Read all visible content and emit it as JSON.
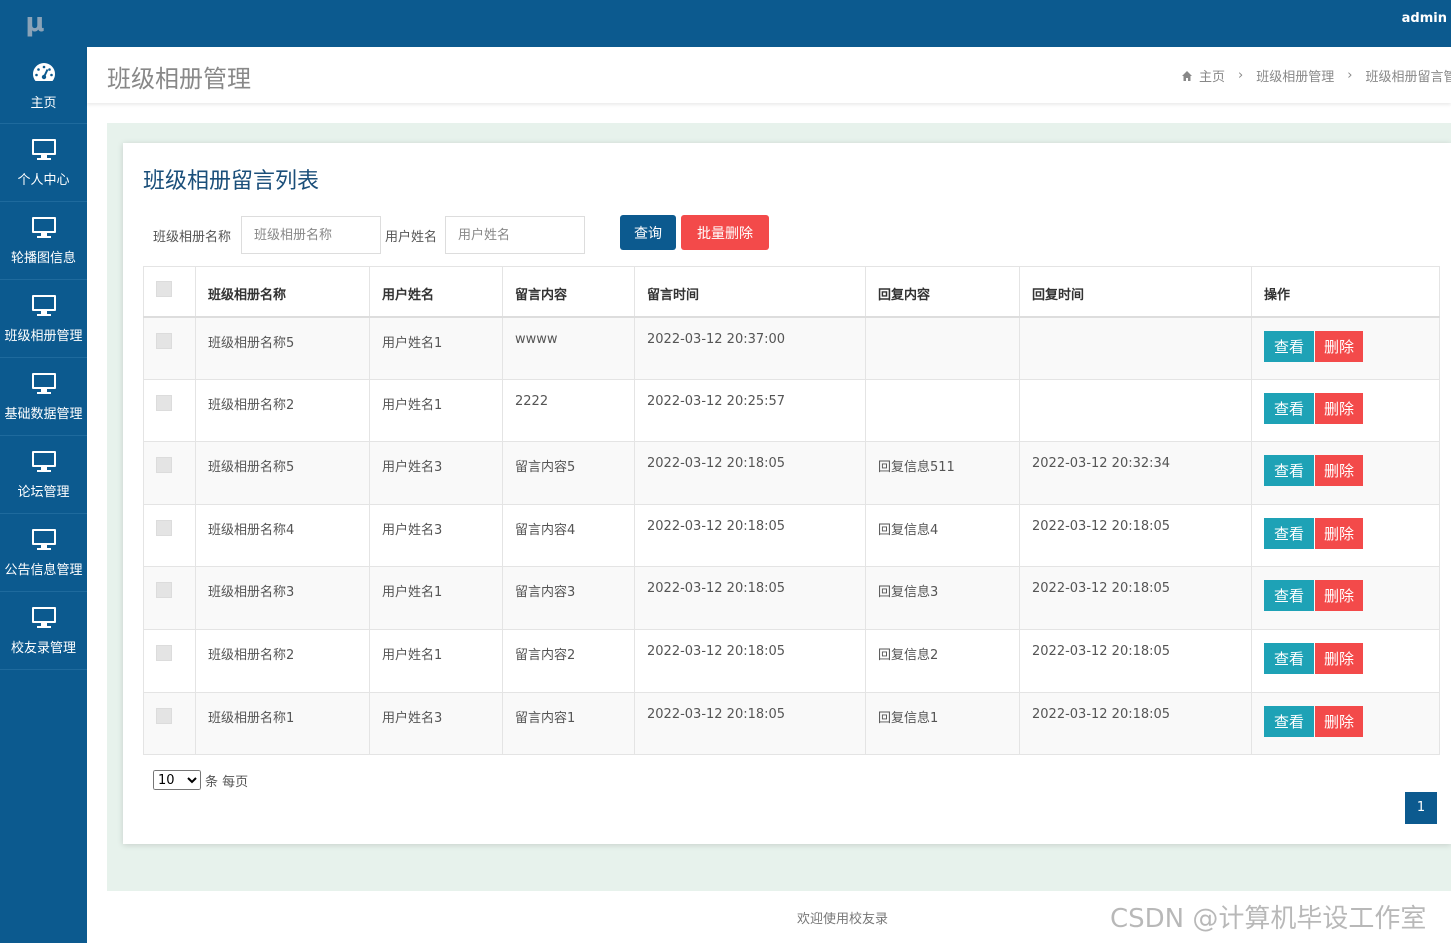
{
  "app": {
    "logo": "μ",
    "user": "admin"
  },
  "sidebar": {
    "items": [
      {
        "label": "主页",
        "icon": "dashboard-icon"
      },
      {
        "label": "个人中心",
        "icon": "monitor-icon"
      },
      {
        "label": "轮播图信息",
        "icon": "monitor-icon"
      },
      {
        "label": "班级相册管理",
        "icon": "monitor-icon"
      },
      {
        "label": "基础数据管理",
        "icon": "monitor-icon"
      },
      {
        "label": "论坛管理",
        "icon": "monitor-icon"
      },
      {
        "label": "公告信息管理",
        "icon": "monitor-icon"
      },
      {
        "label": "校友录管理",
        "icon": "monitor-icon"
      }
    ]
  },
  "header": {
    "title": "班级相册管理",
    "breadcrumb": [
      "主页",
      "班级相册管理",
      "班级相册留言管理"
    ]
  },
  "card": {
    "title": "班级相册留言列表"
  },
  "search": {
    "album_label": "班级相册名称",
    "album_placeholder": "班级相册名称",
    "user_label": "用户姓名",
    "user_placeholder": "用户姓名",
    "query_button": "查询",
    "batch_delete_button": "批量删除"
  },
  "table": {
    "columns": [
      "班级相册名称",
      "用户姓名",
      "留言内容",
      "留言时间",
      "回复内容",
      "回复时间",
      "操作"
    ],
    "view_label": "查看",
    "delete_label": "删除",
    "rows": [
      {
        "album": "班级相册名称5",
        "user": "用户姓名1",
        "content": "wwww",
        "time": "2022-03-12 20:37:00",
        "reply": "",
        "reply_time": ""
      },
      {
        "album": "班级相册名称2",
        "user": "用户姓名1",
        "content": "2222",
        "time": "2022-03-12 20:25:57",
        "reply": "",
        "reply_time": ""
      },
      {
        "album": "班级相册名称5",
        "user": "用户姓名3",
        "content": "留言内容5",
        "time": "2022-03-12 20:18:05",
        "reply": "回复信息511",
        "reply_time": "2022-03-12 20:32:34"
      },
      {
        "album": "班级相册名称4",
        "user": "用户姓名3",
        "content": "留言内容4",
        "time": "2022-03-12 20:18:05",
        "reply": "回复信息4",
        "reply_time": "2022-03-12 20:18:05"
      },
      {
        "album": "班级相册名称3",
        "user": "用户姓名1",
        "content": "留言内容3",
        "time": "2022-03-12 20:18:05",
        "reply": "回复信息3",
        "reply_time": "2022-03-12 20:18:05"
      },
      {
        "album": "班级相册名称2",
        "user": "用户姓名1",
        "content": "留言内容2",
        "time": "2022-03-12 20:18:05",
        "reply": "回复信息2",
        "reply_time": "2022-03-12 20:18:05"
      },
      {
        "album": "班级相册名称1",
        "user": "用户姓名3",
        "content": "留言内容1",
        "time": "2022-03-12 20:18:05",
        "reply": "回复信息1",
        "reply_time": "2022-03-12 20:18:05"
      }
    ]
  },
  "pagination": {
    "page_size": "10",
    "page_size_suffix": "条 每页",
    "current_page": "1"
  },
  "footer": {
    "text": "欢迎使用校友录"
  },
  "watermark": "CSDN @计算机毕设工作室",
  "colors": {
    "primary": "#0c5a8f",
    "danger": "#f34a4a",
    "info": "#1ea2b6",
    "main_bg": "#e7f2ec"
  }
}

-------

▶ [DIRECTION] Make an exact copy of every entry above, minus the images.

▶ [RIGHT ANSWER]
Read all visible content and emit it as JSON.
{
  "app": {
    "logo": "μ",
    "user": "admin"
  },
  "sidebar": {
    "items": [
      {
        "label": "主页",
        "icon": "dashboard-icon"
      },
      {
        "label": "个人中心",
        "icon": "monitor-icon"
      },
      {
        "label": "轮播图信息",
        "icon": "monitor-icon"
      },
      {
        "label": "班级相册管理",
        "icon": "monitor-icon"
      },
      {
        "label": "基础数据管理",
        "icon": "monitor-icon"
      },
      {
        "label": "论坛管理",
        "icon": "monitor-icon"
      },
      {
        "label": "公告信息管理",
        "icon": "monitor-icon"
      },
      {
        "label": "校友录管理",
        "icon": "monitor-icon"
      }
    ]
  },
  "header": {
    "title": "班级相册管理",
    "breadcrumb": [
      "主页",
      "班级相册管理",
      "班级相册留言管理"
    ]
  },
  "card": {
    "title": "班级相册留言列表"
  },
  "search": {
    "album_label": "班级相册名称",
    "album_placeholder": "班级相册名称",
    "user_label": "用户姓名",
    "user_placeholder": "用户姓名",
    "query_button": "查询",
    "batch_delete_button": "批量删除"
  },
  "table": {
    "columns": [
      "班级相册名称",
      "用户姓名",
      "留言内容",
      "留言时间",
      "回复内容",
      "回复时间",
      "操作"
    ],
    "view_label": "查看",
    "delete_label": "删除",
    "rows": [
      {
        "album": "班级相册名称5",
        "user": "用户姓名1",
        "content": "wwww",
        "time": "2022-03-12 20:37:00",
        "reply": "",
        "reply_time": ""
      },
      {
        "album": "班级相册名称2",
        "user": "用户姓名1",
        "content": "2222",
        "time": "2022-03-12 20:25:57",
        "reply": "",
        "reply_time": ""
      },
      {
        "album": "班级相册名称5",
        "user": "用户姓名3",
        "content": "留言内容5",
        "time": "2022-03-12 20:18:05",
        "reply": "回复信息511",
        "reply_time": "2022-03-12 20:32:34"
      },
      {
        "album": "班级相册名称4",
        "user": "用户姓名3",
        "content": "留言内容4",
        "time": "2022-03-12 20:18:05",
        "reply": "回复信息4",
        "reply_time": "2022-03-12 20:18:05"
      },
      {
        "album": "班级相册名称3",
        "user": "用户姓名1",
        "content": "留言内容3",
        "time": "2022-03-12 20:18:05",
        "reply": "回复信息3",
        "reply_time": "2022-03-12 20:18:05"
      },
      {
        "album": "班级相册名称2",
        "user": "用户姓名1",
        "content": "留言内容2",
        "time": "2022-03-12 20:18:05",
        "reply": "回复信息2",
        "reply_time": "2022-03-12 20:18:05"
      },
      {
        "album": "班级相册名称1",
        "user": "用户姓名3",
        "content": "留言内容1",
        "time": "2022-03-12 20:18:05",
        "reply": "回复信息1",
        "reply_time": "2022-03-12 20:18:05"
      }
    ]
  },
  "pagination": {
    "page_size": "10",
    "page_size_suffix": "条 每页",
    "current_page": "1"
  },
  "footer": {
    "text": "欢迎使用校友录"
  },
  "watermark": "CSDN @计算机毕设工作室",
  "colors": {
    "primary": "#0c5a8f",
    "danger": "#f34a4a",
    "info": "#1ea2b6",
    "main_bg": "#e7f2ec"
  }
}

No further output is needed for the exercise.